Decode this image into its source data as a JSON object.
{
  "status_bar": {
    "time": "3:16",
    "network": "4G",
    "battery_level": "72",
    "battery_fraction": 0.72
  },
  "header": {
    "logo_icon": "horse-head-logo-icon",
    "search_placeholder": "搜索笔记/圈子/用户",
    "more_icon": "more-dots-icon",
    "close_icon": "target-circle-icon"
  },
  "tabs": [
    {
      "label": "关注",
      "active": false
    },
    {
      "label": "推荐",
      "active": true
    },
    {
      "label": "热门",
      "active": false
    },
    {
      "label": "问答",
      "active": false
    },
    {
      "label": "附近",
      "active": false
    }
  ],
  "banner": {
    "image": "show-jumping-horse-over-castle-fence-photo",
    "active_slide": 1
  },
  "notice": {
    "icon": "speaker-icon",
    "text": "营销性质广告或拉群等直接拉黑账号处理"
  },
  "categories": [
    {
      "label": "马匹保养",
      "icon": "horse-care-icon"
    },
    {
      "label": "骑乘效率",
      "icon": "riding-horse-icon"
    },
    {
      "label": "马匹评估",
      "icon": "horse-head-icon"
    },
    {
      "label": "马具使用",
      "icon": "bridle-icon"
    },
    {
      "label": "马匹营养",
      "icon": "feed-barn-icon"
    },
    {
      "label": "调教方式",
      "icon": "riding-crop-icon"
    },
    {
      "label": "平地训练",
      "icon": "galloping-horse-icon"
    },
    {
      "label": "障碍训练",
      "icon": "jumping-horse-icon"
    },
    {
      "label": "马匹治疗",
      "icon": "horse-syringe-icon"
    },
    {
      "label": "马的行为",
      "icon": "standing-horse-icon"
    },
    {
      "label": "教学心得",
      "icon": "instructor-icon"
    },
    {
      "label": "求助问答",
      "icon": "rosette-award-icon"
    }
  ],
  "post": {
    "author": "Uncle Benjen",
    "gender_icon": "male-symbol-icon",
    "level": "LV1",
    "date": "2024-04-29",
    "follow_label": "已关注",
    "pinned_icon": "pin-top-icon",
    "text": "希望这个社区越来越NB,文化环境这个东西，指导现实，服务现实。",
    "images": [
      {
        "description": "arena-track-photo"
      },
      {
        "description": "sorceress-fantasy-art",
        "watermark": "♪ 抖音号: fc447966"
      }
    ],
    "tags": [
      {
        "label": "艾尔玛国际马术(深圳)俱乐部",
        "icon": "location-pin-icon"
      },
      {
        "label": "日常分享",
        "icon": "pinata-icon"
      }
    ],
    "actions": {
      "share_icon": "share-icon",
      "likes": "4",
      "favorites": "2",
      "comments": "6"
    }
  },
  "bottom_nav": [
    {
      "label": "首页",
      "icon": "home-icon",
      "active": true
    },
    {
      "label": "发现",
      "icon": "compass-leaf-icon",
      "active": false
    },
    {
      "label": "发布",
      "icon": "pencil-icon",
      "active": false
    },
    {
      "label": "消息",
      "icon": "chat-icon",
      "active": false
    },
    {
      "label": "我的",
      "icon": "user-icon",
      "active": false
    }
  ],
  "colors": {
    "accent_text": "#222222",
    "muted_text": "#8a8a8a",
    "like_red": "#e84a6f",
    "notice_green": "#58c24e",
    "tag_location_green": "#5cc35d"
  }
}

—————

Collect from the data above every line that includes "jumping".

    "image": "show-jumping-horse-over-castle-fence-photo",
      "icon": "jumping-horse-icon"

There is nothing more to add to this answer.